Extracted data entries
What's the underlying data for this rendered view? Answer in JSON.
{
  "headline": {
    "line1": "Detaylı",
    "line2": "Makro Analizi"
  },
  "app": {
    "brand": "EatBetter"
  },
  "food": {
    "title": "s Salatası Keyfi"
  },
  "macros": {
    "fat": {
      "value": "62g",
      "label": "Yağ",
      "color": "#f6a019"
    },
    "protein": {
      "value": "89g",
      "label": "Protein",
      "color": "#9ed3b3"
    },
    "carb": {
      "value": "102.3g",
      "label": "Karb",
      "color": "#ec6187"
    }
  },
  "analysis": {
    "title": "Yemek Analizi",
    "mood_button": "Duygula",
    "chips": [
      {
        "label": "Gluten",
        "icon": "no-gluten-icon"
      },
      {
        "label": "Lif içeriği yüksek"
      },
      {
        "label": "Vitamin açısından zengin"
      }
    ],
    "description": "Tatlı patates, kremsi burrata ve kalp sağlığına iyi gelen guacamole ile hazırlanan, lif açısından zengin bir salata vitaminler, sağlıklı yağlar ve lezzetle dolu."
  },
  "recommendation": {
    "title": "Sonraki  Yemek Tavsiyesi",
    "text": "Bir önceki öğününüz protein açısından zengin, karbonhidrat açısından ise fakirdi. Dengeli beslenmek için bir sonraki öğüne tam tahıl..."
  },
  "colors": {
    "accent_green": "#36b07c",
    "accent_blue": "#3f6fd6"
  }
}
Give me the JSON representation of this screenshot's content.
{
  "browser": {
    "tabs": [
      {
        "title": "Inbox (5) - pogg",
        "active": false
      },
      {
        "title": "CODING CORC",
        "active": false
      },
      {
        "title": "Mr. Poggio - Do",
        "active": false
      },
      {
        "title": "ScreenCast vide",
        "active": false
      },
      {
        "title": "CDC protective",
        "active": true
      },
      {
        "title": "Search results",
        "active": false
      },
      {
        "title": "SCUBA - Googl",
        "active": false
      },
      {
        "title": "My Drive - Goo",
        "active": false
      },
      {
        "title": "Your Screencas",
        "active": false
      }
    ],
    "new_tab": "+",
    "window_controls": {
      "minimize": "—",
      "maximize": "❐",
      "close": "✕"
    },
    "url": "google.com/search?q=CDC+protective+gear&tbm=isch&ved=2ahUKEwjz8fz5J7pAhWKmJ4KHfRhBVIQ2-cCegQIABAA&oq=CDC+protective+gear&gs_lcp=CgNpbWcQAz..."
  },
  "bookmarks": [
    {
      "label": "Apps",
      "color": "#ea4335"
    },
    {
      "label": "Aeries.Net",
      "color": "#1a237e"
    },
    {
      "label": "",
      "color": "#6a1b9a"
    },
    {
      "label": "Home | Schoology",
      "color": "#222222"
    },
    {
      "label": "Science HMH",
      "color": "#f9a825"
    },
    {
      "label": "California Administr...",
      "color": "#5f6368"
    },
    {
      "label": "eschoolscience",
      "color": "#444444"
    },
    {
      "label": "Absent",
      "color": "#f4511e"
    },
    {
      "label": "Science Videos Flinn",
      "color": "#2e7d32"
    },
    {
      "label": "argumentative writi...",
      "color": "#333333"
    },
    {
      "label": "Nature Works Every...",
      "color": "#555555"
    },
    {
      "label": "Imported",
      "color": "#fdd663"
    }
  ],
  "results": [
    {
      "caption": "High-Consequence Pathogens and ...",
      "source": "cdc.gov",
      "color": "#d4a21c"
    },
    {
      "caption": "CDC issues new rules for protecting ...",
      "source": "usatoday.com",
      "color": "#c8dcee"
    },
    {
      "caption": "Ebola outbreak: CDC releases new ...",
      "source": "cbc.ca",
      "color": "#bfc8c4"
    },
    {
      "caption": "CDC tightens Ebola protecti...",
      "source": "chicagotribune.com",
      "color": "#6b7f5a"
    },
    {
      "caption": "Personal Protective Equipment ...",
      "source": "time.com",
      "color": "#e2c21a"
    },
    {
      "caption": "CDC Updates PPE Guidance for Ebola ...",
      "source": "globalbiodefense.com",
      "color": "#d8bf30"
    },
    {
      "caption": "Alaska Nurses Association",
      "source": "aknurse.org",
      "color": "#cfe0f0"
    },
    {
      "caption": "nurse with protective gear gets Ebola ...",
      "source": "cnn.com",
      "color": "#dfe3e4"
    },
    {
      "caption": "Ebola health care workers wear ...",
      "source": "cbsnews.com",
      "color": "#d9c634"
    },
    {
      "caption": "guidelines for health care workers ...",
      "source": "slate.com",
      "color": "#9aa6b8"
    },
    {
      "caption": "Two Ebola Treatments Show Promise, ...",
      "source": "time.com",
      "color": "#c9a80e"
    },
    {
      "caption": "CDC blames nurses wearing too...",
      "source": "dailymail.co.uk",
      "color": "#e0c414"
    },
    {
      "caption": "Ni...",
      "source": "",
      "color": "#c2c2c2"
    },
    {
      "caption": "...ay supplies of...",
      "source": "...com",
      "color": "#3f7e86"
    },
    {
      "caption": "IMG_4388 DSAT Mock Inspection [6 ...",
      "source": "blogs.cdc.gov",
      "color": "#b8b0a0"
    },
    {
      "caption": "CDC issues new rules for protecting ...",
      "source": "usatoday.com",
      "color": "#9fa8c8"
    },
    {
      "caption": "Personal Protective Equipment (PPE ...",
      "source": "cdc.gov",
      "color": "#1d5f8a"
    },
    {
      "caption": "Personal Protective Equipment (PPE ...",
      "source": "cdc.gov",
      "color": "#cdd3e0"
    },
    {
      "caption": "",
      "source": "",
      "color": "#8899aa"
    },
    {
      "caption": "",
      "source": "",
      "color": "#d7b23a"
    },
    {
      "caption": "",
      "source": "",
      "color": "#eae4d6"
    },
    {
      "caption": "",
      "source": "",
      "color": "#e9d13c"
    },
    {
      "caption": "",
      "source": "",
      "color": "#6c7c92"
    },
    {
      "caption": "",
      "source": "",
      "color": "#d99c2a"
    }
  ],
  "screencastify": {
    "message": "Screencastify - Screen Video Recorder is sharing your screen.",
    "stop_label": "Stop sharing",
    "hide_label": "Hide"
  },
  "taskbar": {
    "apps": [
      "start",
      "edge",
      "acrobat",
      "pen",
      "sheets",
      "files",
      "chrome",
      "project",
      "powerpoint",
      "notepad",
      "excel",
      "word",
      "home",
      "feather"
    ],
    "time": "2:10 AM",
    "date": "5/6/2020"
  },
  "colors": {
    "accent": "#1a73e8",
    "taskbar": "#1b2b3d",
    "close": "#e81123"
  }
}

■ TASK OBJECTIVE ■
Write out each entry above exactly as it is written.

■ RESULT FOR THIS TASK ■
What's the underlying data for this rendered view? Answer in JSON.
{
  "headline": {
    "line1": "Detaylı",
    "line2": "Makro Analizi"
  },
  "app": {
    "brand": "EatBetter"
  },
  "food": {
    "title": "s Salatası Keyfi"
  },
  "macros": {
    "fat": {
      "value": "62g",
      "label": "Yağ",
      "color": "#f6a019"
    },
    "protein": {
      "value": "89g",
      "label": "Protein",
      "color": "#9ed3b3"
    },
    "carb": {
      "value": "102.3g",
      "label": "Karb",
      "color": "#ec6187"
    }
  },
  "analysis": {
    "title": "Yemek Analizi",
    "mood_button": "Duygula",
    "chips": [
      {
        "label": "Gluten",
        "icon": "no-gluten-icon"
      },
      {
        "label": "Lif içeriği yüksek"
      },
      {
        "label": "Vitamin açısından zengin"
      }
    ],
    "description": "Tatlı patates, kremsi burrata ve kalp sağlığına iyi gelen guacamole ile hazırlanan, lif açısından zengin bir salata vitaminler, sağlıklı yağlar ve lezzetle dolu."
  },
  "recommendation": {
    "title": "Sonraki  Yemek Tavsiyesi",
    "text": "Bir önceki öğününüz protein açısından zengin, karbonhidrat açısından ise fakirdi. Dengeli beslenmek için bir sonraki öğüne tam tahıl..."
  },
  "colors": {
    "accent_green": "#36b07c",
    "accent_blue": "#3f6fd6"
  }
}
Give me the JSON representation of this screenshot's content.
{
  "browser": {
    "tabs": [
      {
        "title": "Inbox (5) - pogg",
        "active": false
      },
      {
        "title": "CODING CORC",
        "active": false
      },
      {
        "title": "Mr. Poggio - Do",
        "active": false
      },
      {
        "title": "ScreenCast vide",
        "active": false
      },
      {
        "title": "CDC protective",
        "active": true
      },
      {
        "title": "Search results",
        "active": false
      },
      {
        "title": "SCUBA - Googl",
        "active": false
      },
      {
        "title": "My Drive - Goo",
        "active": false
      },
      {
        "title": "Your Screencas",
        "active": false
      }
    ],
    "new_tab": "+",
    "window_controls": {
      "minimize": "—",
      "maximize": "❐",
      "close": "✕"
    },
    "url": "google.com/search?q=CDC+protective+gear&tbm=isch&ved=2ahUKEwjz8fz5J7pAhWKmJ4KHfRhBVIQ2-cCegQIABAA&oq=CDC+protective+gear&gs_lcp=CgNpbWcQAz..."
  },
  "bookmarks": [
    {
      "label": "Apps",
      "color": "#ea4335"
    },
    {
      "label": "Aeries.Net",
      "color": "#1a237e"
    },
    {
      "label": "",
      "color": "#6a1b9a"
    },
    {
      "label": "Home | Schoology",
      "color": "#222222"
    },
    {
      "label": "Science HMH",
      "color": "#f9a825"
    },
    {
      "label": "California Administr...",
      "color": "#5f6368"
    },
    {
      "label": "eschoolscience",
      "color": "#444444"
    },
    {
      "label": "Absent",
      "color": "#f4511e"
    },
    {
      "label": "Science Videos Flinn",
      "color": "#2e7d32"
    },
    {
      "label": "argumentative writi...",
      "color": "#333333"
    },
    {
      "label": "Nature Works Every...",
      "color": "#555555"
    },
    {
      "label": "Imported",
      "color": "#fdd663"
    }
  ],
  "results": [
    {
      "caption": "High-Consequence Pathogens and ...",
      "source": "cdc.gov",
      "color": "#d4a21c"
    },
    {
      "caption": "CDC issues new rules for protecting ...",
      "source": "usatoday.com",
      "color": "#c8dcee"
    },
    {
      "caption": "Ebola outbreak: CDC releases new ...",
      "source": "cbc.ca",
      "color": "#bfc8c4"
    },
    {
      "caption": "CDC tightens Ebola protecti...",
      "source": "chicagotribune.com",
      "color": "#6b7f5a"
    },
    {
      "caption": "Personal Protective Equipment ...",
      "source": "time.com",
      "color": "#e2c21a"
    },
    {
      "caption": "CDC Updates PPE Guidance for Ebola ...",
      "source": "globalbiodefense.com",
      "color": "#d8bf30"
    },
    {
      "caption": "Alaska Nurses Association",
      "source": "aknurse.org",
      "color": "#cfe0f0"
    },
    {
      "caption": "nurse with protective gear gets Ebola ...",
      "source": "cnn.com",
      "color": "#dfe3e4"
    },
    {
      "caption": "Ebola health care workers wear ...",
      "source": "cbsnews.com",
      "color": "#d9c634"
    },
    {
      "caption": "guidelines for health care workers ...",
      "source": "slate.com",
      "color": "#9aa6b8"
    },
    {
      "caption": "Two Ebola Treatments Show Promise, ...",
      "source": "time.com",
      "color": "#c9a80e"
    },
    {
      "caption": "CDC blames nurses wearing too...",
      "source": "dailymail.co.uk",
      "color": "#e0c414"
    },
    {
      "caption": "Ni...",
      "source": "",
      "color": "#c2c2c2"
    },
    {
      "caption": "...ay supplies of...",
      "source": "...com",
      "color": "#3f7e86"
    },
    {
      "caption": "IMG_4388 DSAT Mock Inspection [6 ...",
      "source": "blogs.cdc.gov",
      "color": "#b8b0a0"
    },
    {
      "caption": "CDC issues new rules for protecting ...",
      "source": "usatoday.com",
      "color": "#9fa8c8"
    },
    {
      "caption": "Personal Protective Equipment (PPE ...",
      "source": "cdc.gov",
      "color": "#1d5f8a"
    },
    {
      "caption": "Personal Protective Equipment (PPE ...",
      "source": "cdc.gov",
      "color": "#cdd3e0"
    },
    {
      "caption": "",
      "source": "",
      "color": "#8899aa"
    },
    {
      "caption": "",
      "source": "",
      "color": "#d7b23a"
    },
    {
      "caption": "",
      "source": "",
      "color": "#eae4d6"
    },
    {
      "caption": "",
      "source": "",
      "color": "#e9d13c"
    },
    {
      "caption": "",
      "source": "",
      "color": "#6c7c92"
    },
    {
      "caption": "",
      "source": "",
      "color": "#d99c2a"
    }
  ],
  "screencastify": {
    "message": "Screencastify - Screen Video Recorder is sharing your screen.",
    "stop_label": "Stop sharing",
    "hide_label": "Hide"
  },
  "taskbar": {
    "apps": [
      "start",
      "edge",
      "acrobat",
      "pen",
      "sheets",
      "files",
      "chrome",
      "project",
      "powerpoint",
      "notepad",
      "excel",
      "word",
      "home",
      "feather"
    ],
    "time": "2:10 AM",
    "date": "5/6/2020"
  },
  "colors": {
    "accent": "#1a73e8",
    "taskbar": "#1b2b3d",
    "close": "#e81123"
  }
}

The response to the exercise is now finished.